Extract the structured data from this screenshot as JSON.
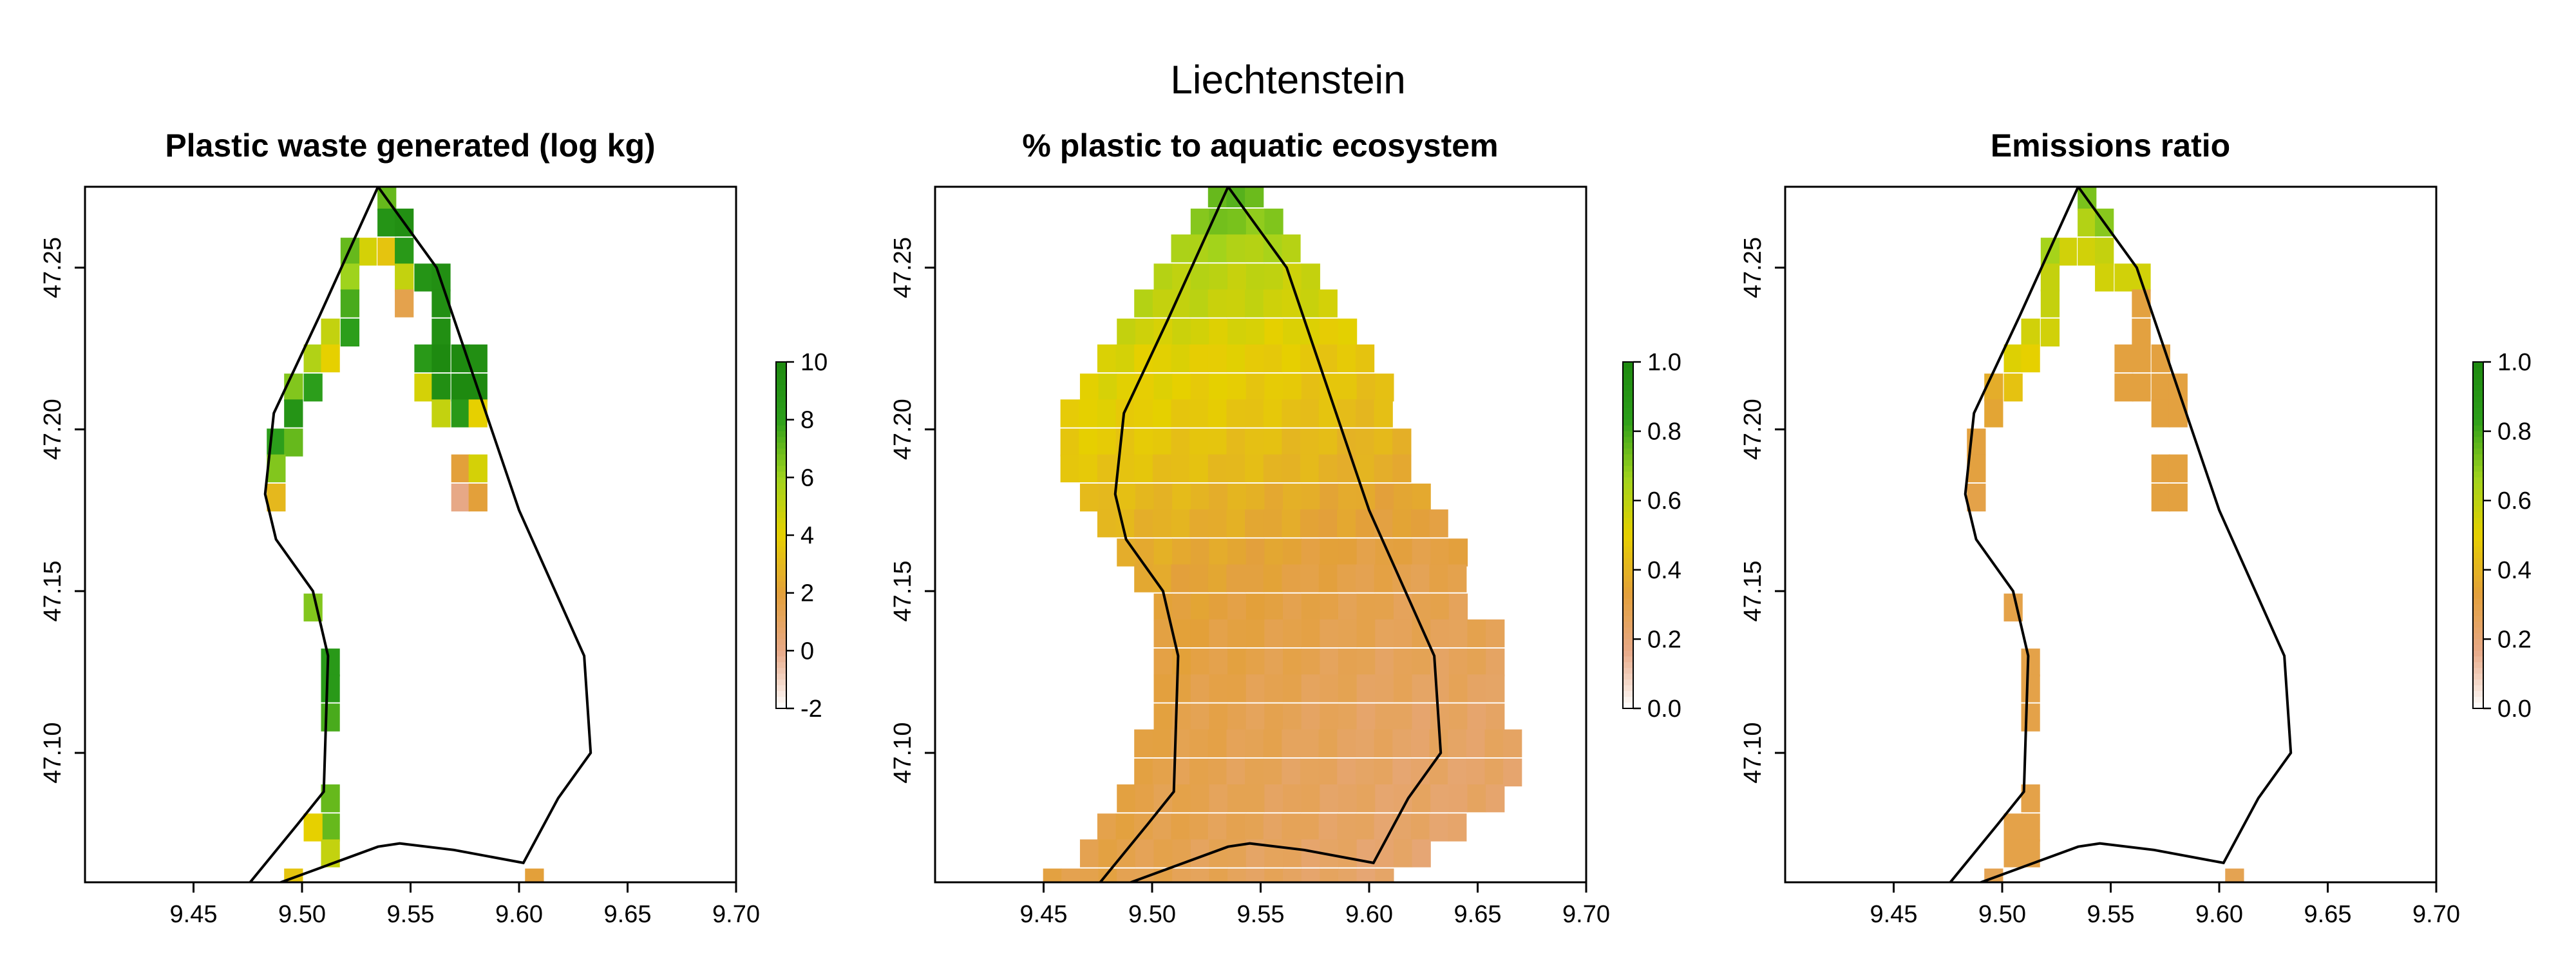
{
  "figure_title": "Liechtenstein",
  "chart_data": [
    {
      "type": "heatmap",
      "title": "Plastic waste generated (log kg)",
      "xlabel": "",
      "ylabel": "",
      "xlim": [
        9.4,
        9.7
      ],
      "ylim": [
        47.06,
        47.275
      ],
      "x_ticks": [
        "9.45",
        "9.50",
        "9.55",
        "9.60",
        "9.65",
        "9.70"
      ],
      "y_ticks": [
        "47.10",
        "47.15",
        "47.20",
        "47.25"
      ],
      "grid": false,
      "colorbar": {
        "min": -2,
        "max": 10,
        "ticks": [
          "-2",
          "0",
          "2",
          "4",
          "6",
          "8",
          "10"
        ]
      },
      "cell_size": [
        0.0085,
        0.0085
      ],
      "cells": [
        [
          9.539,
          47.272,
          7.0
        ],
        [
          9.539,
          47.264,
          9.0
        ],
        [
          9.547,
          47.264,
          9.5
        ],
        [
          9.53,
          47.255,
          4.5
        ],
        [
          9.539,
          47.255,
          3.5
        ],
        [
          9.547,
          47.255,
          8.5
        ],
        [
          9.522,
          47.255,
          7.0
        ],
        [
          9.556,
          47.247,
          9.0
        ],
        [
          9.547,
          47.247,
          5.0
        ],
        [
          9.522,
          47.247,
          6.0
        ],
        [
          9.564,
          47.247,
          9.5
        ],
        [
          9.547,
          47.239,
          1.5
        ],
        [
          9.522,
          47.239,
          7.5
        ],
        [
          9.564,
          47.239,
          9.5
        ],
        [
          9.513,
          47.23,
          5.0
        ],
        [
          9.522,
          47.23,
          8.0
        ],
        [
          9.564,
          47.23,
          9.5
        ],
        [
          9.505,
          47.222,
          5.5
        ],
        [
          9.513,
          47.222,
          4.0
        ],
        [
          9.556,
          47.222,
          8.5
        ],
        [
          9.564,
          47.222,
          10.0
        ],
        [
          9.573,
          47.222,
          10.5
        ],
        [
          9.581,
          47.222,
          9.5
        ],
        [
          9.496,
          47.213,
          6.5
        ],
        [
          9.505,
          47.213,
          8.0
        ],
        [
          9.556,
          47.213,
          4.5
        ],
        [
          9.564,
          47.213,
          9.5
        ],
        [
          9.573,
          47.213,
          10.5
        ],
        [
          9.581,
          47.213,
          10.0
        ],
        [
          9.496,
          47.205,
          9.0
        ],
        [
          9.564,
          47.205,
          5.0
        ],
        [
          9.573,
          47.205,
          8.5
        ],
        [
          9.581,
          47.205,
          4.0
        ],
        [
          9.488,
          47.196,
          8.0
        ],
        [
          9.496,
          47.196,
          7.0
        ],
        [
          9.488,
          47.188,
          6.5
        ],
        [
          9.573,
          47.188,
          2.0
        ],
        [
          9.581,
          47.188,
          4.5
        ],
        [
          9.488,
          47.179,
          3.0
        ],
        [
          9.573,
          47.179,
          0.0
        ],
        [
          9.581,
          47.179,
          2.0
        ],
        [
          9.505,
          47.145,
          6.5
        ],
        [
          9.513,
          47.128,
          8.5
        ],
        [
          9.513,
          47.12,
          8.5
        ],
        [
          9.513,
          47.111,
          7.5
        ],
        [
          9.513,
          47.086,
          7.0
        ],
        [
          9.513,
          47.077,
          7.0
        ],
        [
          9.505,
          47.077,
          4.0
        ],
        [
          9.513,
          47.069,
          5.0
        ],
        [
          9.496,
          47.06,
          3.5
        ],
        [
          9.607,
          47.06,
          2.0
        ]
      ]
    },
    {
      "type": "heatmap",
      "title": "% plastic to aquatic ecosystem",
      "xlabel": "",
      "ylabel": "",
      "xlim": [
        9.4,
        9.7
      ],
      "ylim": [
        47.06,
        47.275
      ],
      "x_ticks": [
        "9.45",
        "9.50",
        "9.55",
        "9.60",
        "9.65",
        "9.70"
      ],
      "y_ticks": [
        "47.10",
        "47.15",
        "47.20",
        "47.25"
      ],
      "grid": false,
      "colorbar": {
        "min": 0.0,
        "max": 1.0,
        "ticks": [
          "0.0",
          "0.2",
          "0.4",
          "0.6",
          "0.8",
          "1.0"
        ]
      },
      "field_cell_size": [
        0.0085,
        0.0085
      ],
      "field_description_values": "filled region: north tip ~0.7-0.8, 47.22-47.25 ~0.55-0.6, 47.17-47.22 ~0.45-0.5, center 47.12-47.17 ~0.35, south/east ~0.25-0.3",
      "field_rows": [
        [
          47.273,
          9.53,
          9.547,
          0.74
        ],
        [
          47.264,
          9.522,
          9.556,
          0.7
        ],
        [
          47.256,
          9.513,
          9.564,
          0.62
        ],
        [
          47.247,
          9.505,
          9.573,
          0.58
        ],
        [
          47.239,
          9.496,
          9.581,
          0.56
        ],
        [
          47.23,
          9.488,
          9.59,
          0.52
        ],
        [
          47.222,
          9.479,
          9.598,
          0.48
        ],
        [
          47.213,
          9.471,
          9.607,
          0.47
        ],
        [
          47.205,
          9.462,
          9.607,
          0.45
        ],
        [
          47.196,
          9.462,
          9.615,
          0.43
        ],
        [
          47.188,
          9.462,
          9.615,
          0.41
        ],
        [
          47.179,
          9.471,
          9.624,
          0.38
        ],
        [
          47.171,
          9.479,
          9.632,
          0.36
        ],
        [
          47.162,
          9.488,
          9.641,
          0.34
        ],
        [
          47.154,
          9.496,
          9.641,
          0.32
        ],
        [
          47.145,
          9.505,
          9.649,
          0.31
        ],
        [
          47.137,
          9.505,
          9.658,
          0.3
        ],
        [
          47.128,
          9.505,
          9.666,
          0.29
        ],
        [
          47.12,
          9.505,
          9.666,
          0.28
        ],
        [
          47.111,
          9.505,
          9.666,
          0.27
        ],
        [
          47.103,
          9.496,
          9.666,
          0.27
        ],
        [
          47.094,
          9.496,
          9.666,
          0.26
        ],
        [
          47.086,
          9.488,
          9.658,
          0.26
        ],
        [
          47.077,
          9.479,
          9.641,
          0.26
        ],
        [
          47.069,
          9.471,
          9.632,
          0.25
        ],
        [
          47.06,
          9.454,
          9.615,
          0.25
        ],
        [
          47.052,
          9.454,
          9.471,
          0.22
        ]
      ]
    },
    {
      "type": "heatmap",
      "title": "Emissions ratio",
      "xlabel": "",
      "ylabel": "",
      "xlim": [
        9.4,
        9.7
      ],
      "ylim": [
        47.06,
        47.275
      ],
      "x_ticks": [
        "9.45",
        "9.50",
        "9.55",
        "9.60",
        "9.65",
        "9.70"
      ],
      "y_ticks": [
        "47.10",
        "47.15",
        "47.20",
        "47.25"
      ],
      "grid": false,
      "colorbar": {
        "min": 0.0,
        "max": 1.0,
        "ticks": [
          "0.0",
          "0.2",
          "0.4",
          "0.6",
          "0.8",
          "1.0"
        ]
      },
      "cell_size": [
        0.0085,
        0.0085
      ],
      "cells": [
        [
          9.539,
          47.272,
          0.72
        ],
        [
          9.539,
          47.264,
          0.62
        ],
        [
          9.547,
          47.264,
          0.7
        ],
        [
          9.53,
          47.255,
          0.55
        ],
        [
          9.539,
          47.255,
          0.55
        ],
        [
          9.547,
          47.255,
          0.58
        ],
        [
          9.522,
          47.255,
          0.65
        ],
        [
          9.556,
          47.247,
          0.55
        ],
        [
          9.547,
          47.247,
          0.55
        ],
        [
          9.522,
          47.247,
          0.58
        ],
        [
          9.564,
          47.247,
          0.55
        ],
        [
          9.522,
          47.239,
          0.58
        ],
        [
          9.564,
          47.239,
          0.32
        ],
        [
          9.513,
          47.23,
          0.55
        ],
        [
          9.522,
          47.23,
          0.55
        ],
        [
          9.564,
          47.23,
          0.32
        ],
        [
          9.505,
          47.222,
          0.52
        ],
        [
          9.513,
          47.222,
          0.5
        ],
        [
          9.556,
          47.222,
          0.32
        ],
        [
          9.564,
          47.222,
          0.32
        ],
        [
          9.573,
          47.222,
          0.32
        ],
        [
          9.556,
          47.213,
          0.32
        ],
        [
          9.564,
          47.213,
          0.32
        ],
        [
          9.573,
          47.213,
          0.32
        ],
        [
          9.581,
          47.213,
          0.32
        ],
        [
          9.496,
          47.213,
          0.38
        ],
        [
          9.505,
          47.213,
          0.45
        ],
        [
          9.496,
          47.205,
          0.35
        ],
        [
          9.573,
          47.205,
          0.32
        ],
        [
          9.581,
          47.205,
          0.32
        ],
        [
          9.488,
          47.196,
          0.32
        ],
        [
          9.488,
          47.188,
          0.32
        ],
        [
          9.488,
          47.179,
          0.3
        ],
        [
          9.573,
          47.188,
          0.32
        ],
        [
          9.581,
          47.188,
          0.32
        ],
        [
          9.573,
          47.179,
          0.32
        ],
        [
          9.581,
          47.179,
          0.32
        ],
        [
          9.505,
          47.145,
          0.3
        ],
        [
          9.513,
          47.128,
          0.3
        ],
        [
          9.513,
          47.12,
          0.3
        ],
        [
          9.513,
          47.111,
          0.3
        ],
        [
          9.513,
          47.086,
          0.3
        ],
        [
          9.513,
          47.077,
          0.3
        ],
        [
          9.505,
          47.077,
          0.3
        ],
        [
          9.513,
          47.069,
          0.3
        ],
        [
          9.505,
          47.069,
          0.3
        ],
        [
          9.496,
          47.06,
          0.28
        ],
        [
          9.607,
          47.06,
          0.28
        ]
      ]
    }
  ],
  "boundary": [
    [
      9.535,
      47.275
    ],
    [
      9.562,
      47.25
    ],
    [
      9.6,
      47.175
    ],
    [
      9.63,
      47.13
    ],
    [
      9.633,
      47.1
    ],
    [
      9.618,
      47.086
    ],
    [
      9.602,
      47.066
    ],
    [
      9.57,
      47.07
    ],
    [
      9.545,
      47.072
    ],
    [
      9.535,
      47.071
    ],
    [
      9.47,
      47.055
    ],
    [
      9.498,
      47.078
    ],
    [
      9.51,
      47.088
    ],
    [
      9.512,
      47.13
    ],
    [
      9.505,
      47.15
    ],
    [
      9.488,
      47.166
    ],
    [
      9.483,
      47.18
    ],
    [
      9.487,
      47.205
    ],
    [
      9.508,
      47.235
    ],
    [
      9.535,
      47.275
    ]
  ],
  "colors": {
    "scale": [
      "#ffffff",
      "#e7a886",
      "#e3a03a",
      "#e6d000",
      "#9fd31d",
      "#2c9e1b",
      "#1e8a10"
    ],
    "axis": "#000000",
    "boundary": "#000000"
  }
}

━━━━━━━━━━━━━━━━━━━━━━━━━━━━━━

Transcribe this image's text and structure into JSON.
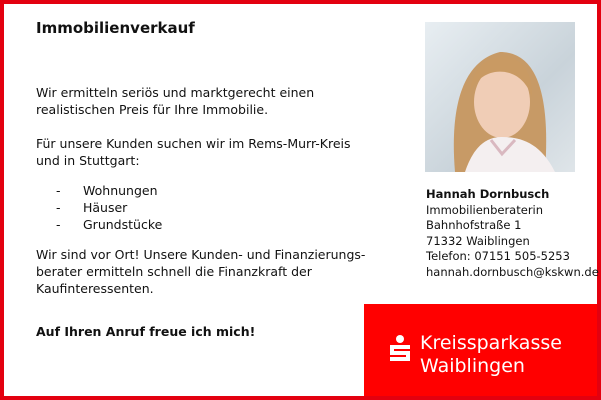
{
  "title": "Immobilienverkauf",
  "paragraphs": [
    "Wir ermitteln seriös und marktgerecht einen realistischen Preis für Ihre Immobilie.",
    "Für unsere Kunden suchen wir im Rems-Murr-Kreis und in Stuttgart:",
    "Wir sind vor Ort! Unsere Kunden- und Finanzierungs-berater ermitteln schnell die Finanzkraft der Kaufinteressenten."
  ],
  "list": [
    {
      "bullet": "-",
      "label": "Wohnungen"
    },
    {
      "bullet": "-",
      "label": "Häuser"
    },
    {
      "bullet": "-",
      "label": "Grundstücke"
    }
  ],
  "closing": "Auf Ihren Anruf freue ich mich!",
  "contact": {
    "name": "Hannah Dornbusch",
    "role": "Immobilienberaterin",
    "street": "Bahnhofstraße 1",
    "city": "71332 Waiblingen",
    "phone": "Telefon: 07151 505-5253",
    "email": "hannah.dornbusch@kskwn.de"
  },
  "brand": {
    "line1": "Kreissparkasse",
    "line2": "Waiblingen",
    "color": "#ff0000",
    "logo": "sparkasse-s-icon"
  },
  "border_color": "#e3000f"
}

━━━━━━━━━━━━━━━━━━━━━━━━━━━━━━

▶ Given request
Check the data for the word "Kunden" and pull out the lines that have it.

▶ Written solution
    "Für unsere Kunden suchen wir im Rems-Murr-Kreis und in Stuttgart:",
    "Wir sind vor Ort! Unsere Kunden- und Finanzierungs-berater ermitteln schnell die Finanzkraft der Kaufinteressenten."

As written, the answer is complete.